What you are asked to do: Say how many lines of the listing below contain "right", giving the number and nothing else.

## Start Data extract

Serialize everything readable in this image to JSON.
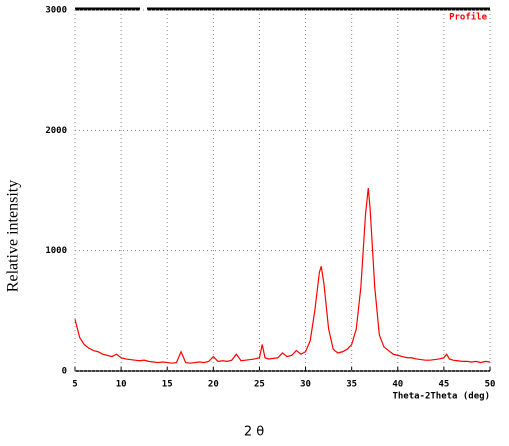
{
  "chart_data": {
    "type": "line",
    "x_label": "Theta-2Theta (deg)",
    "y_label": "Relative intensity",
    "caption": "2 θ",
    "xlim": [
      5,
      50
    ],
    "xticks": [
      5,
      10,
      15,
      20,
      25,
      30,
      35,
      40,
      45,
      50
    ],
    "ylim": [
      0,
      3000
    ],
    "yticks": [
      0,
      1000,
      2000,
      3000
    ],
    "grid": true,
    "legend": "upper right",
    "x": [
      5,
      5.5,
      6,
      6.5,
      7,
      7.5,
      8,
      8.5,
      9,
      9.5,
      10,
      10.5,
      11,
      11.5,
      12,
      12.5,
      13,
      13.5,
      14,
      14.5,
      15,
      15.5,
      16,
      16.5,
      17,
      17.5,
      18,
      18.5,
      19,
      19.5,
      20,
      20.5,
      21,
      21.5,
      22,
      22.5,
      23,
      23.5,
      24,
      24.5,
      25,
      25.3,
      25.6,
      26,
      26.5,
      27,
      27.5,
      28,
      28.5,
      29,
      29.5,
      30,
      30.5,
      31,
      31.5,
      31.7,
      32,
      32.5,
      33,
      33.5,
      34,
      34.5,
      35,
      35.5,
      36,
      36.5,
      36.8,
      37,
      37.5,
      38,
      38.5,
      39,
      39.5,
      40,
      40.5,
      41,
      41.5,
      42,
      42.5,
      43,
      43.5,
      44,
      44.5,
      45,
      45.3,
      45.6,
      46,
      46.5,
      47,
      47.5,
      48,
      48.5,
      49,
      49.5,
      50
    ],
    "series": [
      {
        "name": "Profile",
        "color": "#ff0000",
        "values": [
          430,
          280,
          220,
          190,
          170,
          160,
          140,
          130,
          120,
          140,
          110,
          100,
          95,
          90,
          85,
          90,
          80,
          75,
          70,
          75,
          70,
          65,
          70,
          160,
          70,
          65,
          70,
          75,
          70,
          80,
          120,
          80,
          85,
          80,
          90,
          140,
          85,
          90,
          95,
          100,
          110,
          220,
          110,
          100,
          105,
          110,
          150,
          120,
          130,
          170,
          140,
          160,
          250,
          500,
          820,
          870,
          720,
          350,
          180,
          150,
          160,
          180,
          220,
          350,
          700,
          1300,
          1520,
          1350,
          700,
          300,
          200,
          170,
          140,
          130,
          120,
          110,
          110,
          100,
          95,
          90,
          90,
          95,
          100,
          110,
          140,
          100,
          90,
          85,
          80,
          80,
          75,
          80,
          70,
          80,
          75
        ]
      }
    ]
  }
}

## End Data extract
## Start Data extract

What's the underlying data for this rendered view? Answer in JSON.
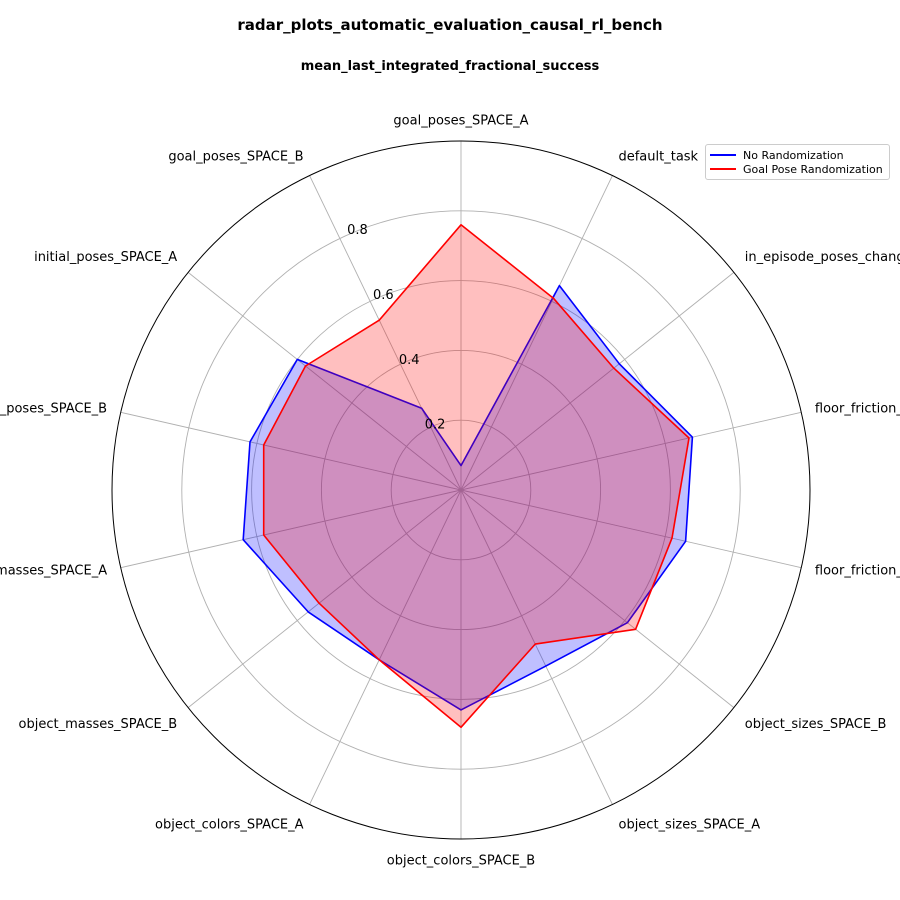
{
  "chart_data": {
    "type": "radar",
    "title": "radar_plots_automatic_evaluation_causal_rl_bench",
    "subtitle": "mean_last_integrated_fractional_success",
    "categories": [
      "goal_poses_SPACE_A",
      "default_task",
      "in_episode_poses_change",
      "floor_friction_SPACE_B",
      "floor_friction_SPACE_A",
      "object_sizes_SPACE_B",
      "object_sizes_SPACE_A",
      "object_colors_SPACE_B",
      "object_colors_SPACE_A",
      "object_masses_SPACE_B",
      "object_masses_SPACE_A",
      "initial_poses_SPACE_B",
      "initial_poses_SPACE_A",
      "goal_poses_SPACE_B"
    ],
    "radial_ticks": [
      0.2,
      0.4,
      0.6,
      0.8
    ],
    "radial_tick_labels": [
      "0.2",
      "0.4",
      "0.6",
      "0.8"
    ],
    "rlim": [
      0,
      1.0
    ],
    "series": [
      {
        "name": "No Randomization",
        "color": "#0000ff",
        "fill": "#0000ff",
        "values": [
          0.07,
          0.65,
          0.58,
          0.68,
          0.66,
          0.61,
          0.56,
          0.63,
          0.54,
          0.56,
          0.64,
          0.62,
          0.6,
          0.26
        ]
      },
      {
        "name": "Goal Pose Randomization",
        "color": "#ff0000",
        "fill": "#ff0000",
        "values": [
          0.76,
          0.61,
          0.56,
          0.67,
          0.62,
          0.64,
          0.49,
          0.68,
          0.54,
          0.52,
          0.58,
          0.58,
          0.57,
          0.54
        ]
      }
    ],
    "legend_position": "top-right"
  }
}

## End Data extract

Written answer: 2